[Written instruction]
Strip the pictures and reproduce the rest of the listing exactly.

Items from a dataset:
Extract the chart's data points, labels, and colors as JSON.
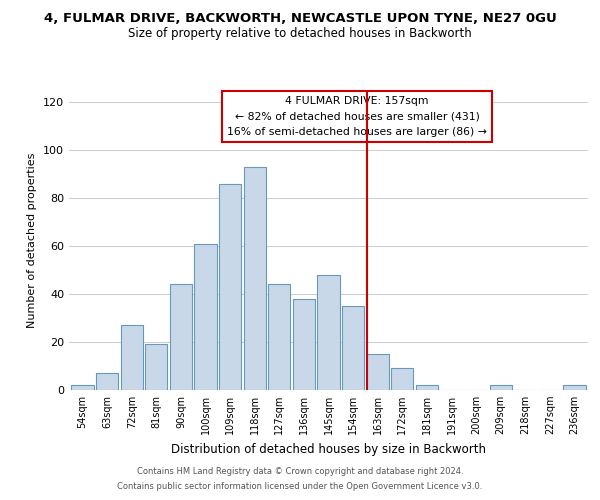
{
  "title": "4, FULMAR DRIVE, BACKWORTH, NEWCASTLE UPON TYNE, NE27 0GU",
  "subtitle": "Size of property relative to detached houses in Backworth",
  "xlabel": "Distribution of detached houses by size in Backworth",
  "ylabel": "Number of detached properties",
  "bar_labels": [
    "54sqm",
    "63sqm",
    "72sqm",
    "81sqm",
    "90sqm",
    "100sqm",
    "109sqm",
    "118sqm",
    "127sqm",
    "136sqm",
    "145sqm",
    "154sqm",
    "163sqm",
    "172sqm",
    "181sqm",
    "191sqm",
    "200sqm",
    "209sqm",
    "218sqm",
    "227sqm",
    "236sqm"
  ],
  "bar_values": [
    2,
    7,
    27,
    19,
    44,
    61,
    86,
    93,
    44,
    38,
    48,
    35,
    15,
    9,
    2,
    0,
    0,
    2,
    0,
    0,
    2
  ],
  "bar_color": "#c8d8e8",
  "bar_edge_color": "#6699bb",
  "vline_x": 12.0,
  "vline_color": "#cc0000",
  "annotation_title": "4 FULMAR DRIVE: 157sqm",
  "annotation_line1": "← 82% of detached houses are smaller (431)",
  "annotation_line2": "16% of semi-detached houses are larger (86) →",
  "annotation_box_color": "#ffffff",
  "annotation_box_edge": "#cc0000",
  "ylim": [
    0,
    125
  ],
  "footer1": "Contains HM Land Registry data © Crown copyright and database right 2024.",
  "footer2": "Contains public sector information licensed under the Open Government Licence v3.0.",
  "background_color": "#ffffff",
  "grid_color": "#cccccc"
}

[Exercise solution]
Extract the chart's data points, labels, and colors as JSON.
{
  "title": "4, FULMAR DRIVE, BACKWORTH, NEWCASTLE UPON TYNE, NE27 0GU",
  "subtitle": "Size of property relative to detached houses in Backworth",
  "xlabel": "Distribution of detached houses by size in Backworth",
  "ylabel": "Number of detached properties",
  "bar_labels": [
    "54sqm",
    "63sqm",
    "72sqm",
    "81sqm",
    "90sqm",
    "100sqm",
    "109sqm",
    "118sqm",
    "127sqm",
    "136sqm",
    "145sqm",
    "154sqm",
    "163sqm",
    "172sqm",
    "181sqm",
    "191sqm",
    "200sqm",
    "209sqm",
    "218sqm",
    "227sqm",
    "236sqm"
  ],
  "bar_values": [
    2,
    7,
    27,
    19,
    44,
    61,
    86,
    93,
    44,
    38,
    48,
    35,
    15,
    9,
    2,
    0,
    0,
    2,
    0,
    0,
    2
  ],
  "bar_color": "#c8d8e8",
  "bar_edge_color": "#6699bb",
  "vline_x": 12.0,
  "vline_color": "#cc0000",
  "annotation_title": "4 FULMAR DRIVE: 157sqm",
  "annotation_line1": "← 82% of detached houses are smaller (431)",
  "annotation_line2": "16% of semi-detached houses are larger (86) →",
  "annotation_box_color": "#ffffff",
  "annotation_box_edge": "#cc0000",
  "ylim": [
    0,
    125
  ],
  "footer1": "Contains HM Land Registry data © Crown copyright and database right 2024.",
  "footer2": "Contains public sector information licensed under the Open Government Licence v3.0.",
  "background_color": "#ffffff",
  "grid_color": "#cccccc"
}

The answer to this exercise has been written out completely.